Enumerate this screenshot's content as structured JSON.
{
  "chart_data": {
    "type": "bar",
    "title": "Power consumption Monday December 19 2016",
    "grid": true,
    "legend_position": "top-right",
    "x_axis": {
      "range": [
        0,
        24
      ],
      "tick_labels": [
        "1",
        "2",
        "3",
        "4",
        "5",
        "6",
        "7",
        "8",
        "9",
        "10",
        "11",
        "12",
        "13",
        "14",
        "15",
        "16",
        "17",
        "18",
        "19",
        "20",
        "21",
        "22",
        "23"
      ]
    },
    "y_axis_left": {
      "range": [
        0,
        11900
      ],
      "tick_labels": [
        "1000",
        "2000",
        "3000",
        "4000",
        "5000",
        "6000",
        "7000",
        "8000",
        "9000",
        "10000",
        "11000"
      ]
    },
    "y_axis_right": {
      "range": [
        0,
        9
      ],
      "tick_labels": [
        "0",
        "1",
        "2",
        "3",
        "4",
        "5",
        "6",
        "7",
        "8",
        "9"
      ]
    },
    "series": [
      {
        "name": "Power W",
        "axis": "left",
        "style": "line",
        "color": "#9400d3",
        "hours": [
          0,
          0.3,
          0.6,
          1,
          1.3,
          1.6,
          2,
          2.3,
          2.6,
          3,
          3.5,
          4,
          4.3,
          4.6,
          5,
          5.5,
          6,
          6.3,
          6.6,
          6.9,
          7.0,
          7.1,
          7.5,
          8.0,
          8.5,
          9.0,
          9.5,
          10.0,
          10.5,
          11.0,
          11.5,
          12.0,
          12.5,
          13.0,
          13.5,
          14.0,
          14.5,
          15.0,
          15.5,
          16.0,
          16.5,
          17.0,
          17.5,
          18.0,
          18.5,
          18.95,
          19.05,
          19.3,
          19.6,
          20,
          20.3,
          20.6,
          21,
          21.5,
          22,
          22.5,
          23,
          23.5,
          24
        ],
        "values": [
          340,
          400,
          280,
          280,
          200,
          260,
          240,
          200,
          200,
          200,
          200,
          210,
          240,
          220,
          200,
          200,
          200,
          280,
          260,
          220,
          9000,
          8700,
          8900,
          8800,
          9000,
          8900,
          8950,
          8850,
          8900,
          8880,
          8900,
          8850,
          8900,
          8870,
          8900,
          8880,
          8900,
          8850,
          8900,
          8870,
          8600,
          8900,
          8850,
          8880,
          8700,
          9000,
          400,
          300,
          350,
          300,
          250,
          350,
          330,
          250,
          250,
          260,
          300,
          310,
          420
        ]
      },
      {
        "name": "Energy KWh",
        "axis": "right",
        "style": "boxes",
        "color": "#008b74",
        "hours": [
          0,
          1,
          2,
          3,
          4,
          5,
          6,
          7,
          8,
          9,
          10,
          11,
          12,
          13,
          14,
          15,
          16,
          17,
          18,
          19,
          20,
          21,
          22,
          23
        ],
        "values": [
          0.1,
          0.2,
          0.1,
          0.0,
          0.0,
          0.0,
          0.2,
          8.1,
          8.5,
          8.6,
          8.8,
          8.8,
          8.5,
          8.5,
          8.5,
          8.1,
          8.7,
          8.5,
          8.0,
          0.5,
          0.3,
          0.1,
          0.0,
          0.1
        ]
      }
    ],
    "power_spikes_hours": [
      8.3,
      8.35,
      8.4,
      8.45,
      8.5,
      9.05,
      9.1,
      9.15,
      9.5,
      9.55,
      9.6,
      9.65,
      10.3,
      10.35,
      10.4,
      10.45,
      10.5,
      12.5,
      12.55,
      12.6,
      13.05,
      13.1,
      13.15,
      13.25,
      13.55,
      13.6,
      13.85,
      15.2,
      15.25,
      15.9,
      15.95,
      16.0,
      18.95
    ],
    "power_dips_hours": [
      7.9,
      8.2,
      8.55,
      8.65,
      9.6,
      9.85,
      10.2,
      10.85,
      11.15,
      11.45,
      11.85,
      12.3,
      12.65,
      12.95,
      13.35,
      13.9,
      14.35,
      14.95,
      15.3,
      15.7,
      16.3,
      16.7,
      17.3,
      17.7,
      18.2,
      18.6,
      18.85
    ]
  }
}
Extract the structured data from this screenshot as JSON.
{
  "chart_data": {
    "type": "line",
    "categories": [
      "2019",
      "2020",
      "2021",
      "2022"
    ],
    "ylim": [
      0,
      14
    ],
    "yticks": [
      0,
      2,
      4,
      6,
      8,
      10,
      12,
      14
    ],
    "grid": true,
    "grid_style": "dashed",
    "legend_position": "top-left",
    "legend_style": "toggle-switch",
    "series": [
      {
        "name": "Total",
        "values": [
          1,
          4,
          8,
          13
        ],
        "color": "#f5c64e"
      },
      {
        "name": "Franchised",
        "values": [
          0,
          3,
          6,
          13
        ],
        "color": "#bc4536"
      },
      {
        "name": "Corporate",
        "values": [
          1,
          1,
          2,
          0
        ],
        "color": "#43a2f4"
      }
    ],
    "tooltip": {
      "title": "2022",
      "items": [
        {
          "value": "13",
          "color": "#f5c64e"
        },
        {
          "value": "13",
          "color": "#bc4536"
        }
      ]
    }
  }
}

• **TASK OBJECTIVE**: Quote the listing in full, please, keeping every line exact.

• **PROBLEM SOLUTION**:
Enumerate this screenshot's content as structured JSON.
{
  "chart_data": {
    "type": "bar",
    "title": "Power consumption Monday December 19 2016",
    "grid": true,
    "legend_position": "top-right",
    "x_axis": {
      "range": [
        0,
        24
      ],
      "tick_labels": [
        "1",
        "2",
        "3",
        "4",
        "5",
        "6",
        "7",
        "8",
        "9",
        "10",
        "11",
        "12",
        "13",
        "14",
        "15",
        "16",
        "17",
        "18",
        "19",
        "20",
        "21",
        "22",
        "23"
      ]
    },
    "y_axis_left": {
      "range": [
        0,
        11900
      ],
      "tick_labels": [
        "1000",
        "2000",
        "3000",
        "4000",
        "5000",
        "6000",
        "7000",
        "8000",
        "9000",
        "10000",
        "11000"
      ]
    },
    "y_axis_right": {
      "range": [
        0,
        9
      ],
      "tick_labels": [
        "0",
        "1",
        "2",
        "3",
        "4",
        "5",
        "6",
        "7",
        "8",
        "9"
      ]
    },
    "series": [
      {
        "name": "Power W",
        "axis": "left",
        "style": "line",
        "color": "#9400d3",
        "hours": [
          0,
          0.3,
          0.6,
          1,
          1.3,
          1.6,
          2,
          2.3,
          2.6,
          3,
          3.5,
          4,
          4.3,
          4.6,
          5,
          5.5,
          6,
          6.3,
          6.6,
          6.9,
          7.0,
          7.1,
          7.5,
          8.0,
          8.5,
          9.0,
          9.5,
          10.0,
          10.5,
          11.0,
          11.5,
          12.0,
          12.5,
          13.0,
          13.5,
          14.0,
          14.5,
          15.0,
          15.5,
          16.0,
          16.5,
          17.0,
          17.5,
          18.0,
          18.5,
          18.95,
          19.05,
          19.3,
          19.6,
          20,
          20.3,
          20.6,
          21,
          21.5,
          22,
          22.5,
          23,
          23.5,
          24
        ],
        "values": [
          340,
          400,
          280,
          280,
          200,
          260,
          240,
          200,
          200,
          200,
          200,
          210,
          240,
          220,
          200,
          200,
          200,
          280,
          260,
          220,
          9000,
          8700,
          8900,
          8800,
          9000,
          8900,
          8950,
          8850,
          8900,
          8880,
          8900,
          8850,
          8900,
          8870,
          8900,
          8880,
          8900,
          8850,
          8900,
          8870,
          8600,
          8900,
          8850,
          8880,
          8700,
          9000,
          400,
          300,
          350,
          300,
          250,
          350,
          330,
          250,
          250,
          260,
          300,
          310,
          420
        ]
      },
      {
        "name": "Energy KWh",
        "axis": "right",
        "style": "boxes",
        "color": "#008b74",
        "hours": [
          0,
          1,
          2,
          3,
          4,
          5,
          6,
          7,
          8,
          9,
          10,
          11,
          12,
          13,
          14,
          15,
          16,
          17,
          18,
          19,
          20,
          21,
          22,
          23
        ],
        "values": [
          0.1,
          0.2,
          0.1,
          0.0,
          0.0,
          0.0,
          0.2,
          8.1,
          8.5,
          8.6,
          8.8,
          8.8,
          8.5,
          8.5,
          8.5,
          8.1,
          8.7,
          8.5,
          8.0,
          0.5,
          0.3,
          0.1,
          0.0,
          0.1
        ]
      }
    ],
    "power_spikes_hours": [
      8.3,
      8.35,
      8.4,
      8.45,
      8.5,
      9.05,
      9.1,
      9.15,
      9.5,
      9.55,
      9.6,
      9.65,
      10.3,
      10.35,
      10.4,
      10.45,
      10.5,
      12.5,
      12.55,
      12.6,
      13.05,
      13.1,
      13.15,
      13.25,
      13.55,
      13.6,
      13.85,
      15.2,
      15.25,
      15.9,
      15.95,
      16.0,
      18.95
    ],
    "power_dips_hours": [
      7.9,
      8.2,
      8.55,
      8.65,
      9.6,
      9.85,
      10.2,
      10.85,
      11.15,
      11.45,
      11.85,
      12.3,
      12.65,
      12.95,
      13.35,
      13.9,
      14.35,
      14.95,
      15.3,
      15.7,
      16.3,
      16.7,
      17.3,
      17.7,
      18.2,
      18.6,
      18.85
    ]
  }
}
Extract the structured data from this screenshot as JSON.
{
  "chart_data": {
    "type": "line",
    "categories": [
      "2019",
      "2020",
      "2021",
      "2022"
    ],
    "ylim": [
      0,
      14
    ],
    "yticks": [
      0,
      2,
      4,
      6,
      8,
      10,
      12,
      14
    ],
    "grid": true,
    "grid_style": "dashed",
    "legend_position": "top-left",
    "legend_style": "toggle-switch",
    "series": [
      {
        "name": "Total",
        "values": [
          1,
          4,
          8,
          13
        ],
        "color": "#f5c64e"
      },
      {
        "name": "Franchised",
        "values": [
          0,
          3,
          6,
          13
        ],
        "color": "#bc4536"
      },
      {
        "name": "Corporate",
        "values": [
          1,
          1,
          2,
          0
        ],
        "color": "#43a2f4"
      }
    ],
    "tooltip": {
      "title": "2022",
      "items": [
        {
          "value": "13",
          "color": "#f5c64e"
        },
        {
          "value": "13",
          "color": "#bc4536"
        }
      ]
    }
  }
}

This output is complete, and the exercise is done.